EXERCISE> Your copy of the material must match it exactly, except that pictures are dropped.
-*-
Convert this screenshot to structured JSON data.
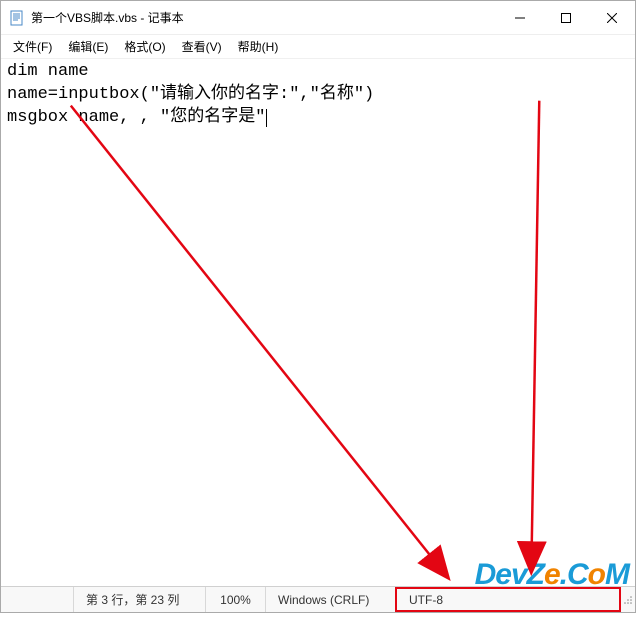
{
  "titlebar": {
    "title": "第一个VBS脚本.vbs - 记事本"
  },
  "menubar": {
    "file": "文件(F)",
    "edit": "编辑(E)",
    "format": "格式(O)",
    "view": "查看(V)",
    "help": "帮助(H)"
  },
  "editor": {
    "content": "dim name\nname=inputbox(\"请输入你的名字:\",\"名称\")\nmsgbox name, , \"您的名字是\""
  },
  "statusbar": {
    "position": "第 3 行，第 23 列",
    "zoom": "100%",
    "line_ending": "Windows (CRLF)",
    "encoding": "UTF-8"
  },
  "watermark": {
    "part1": "DevZ",
    "part2": "e",
    "part3": ".C",
    "part4": "o",
    "part5": "M"
  }
}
-*-
THE ANSWER>
Convert this screenshot to structured JSON data.
{
  "titlebar": {
    "title": "第一个VBS脚本.vbs - 记事本"
  },
  "menubar": {
    "file": "文件(F)",
    "edit": "编辑(E)",
    "format": "格式(O)",
    "view": "查看(V)",
    "help": "帮助(H)"
  },
  "editor": {
    "content": "dim name\nname=inputbox(\"请输入你的名字:\",\"名称\")\nmsgbox name, , \"您的名字是\""
  },
  "statusbar": {
    "position": "第 3 行，第 23 列",
    "zoom": "100%",
    "line_ending": "Windows (CRLF)",
    "encoding": "UTF-8"
  },
  "watermark": {
    "part1": "DevZ",
    "part2": "e",
    "part3": ".C",
    "part4": "o",
    "part5": "M"
  }
}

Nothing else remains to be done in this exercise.